Set exercise: How many lines in these records hold the string "patet"? State only that number.

Record set:

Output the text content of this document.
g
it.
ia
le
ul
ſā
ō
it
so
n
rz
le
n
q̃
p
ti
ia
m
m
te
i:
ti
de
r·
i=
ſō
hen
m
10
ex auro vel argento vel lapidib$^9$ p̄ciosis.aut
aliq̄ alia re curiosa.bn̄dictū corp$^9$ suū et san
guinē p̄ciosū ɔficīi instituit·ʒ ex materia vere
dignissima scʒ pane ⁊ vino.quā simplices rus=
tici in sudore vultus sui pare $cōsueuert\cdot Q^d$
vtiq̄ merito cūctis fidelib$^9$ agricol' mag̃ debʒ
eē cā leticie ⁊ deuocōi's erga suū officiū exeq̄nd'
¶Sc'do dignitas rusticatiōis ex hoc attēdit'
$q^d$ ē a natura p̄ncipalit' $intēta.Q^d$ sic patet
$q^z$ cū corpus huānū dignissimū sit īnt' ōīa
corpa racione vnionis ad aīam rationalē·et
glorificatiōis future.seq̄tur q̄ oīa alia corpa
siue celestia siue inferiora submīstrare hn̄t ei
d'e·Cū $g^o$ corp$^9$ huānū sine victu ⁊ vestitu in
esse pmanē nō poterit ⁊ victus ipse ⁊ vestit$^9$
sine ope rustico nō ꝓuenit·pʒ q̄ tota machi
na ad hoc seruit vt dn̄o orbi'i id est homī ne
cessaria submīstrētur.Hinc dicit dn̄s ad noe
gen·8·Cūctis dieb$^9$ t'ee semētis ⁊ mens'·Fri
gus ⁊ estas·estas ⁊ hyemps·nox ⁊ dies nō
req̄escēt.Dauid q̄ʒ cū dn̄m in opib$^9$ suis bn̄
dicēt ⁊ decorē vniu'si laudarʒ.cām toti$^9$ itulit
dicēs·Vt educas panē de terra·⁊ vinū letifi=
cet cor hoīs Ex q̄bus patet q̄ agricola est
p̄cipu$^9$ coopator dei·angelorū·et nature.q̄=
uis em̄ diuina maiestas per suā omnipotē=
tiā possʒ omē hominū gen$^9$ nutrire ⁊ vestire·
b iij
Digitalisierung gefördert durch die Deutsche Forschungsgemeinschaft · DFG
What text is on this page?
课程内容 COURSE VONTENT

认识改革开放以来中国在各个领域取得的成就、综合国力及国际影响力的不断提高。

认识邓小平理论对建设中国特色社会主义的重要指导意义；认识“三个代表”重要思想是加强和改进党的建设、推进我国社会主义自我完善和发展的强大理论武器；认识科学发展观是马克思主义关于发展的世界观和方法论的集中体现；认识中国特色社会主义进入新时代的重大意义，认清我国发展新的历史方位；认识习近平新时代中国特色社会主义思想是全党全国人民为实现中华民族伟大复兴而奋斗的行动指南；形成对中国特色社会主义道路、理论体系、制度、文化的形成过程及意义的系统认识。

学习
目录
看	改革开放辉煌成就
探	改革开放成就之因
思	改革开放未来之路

Right answer: 2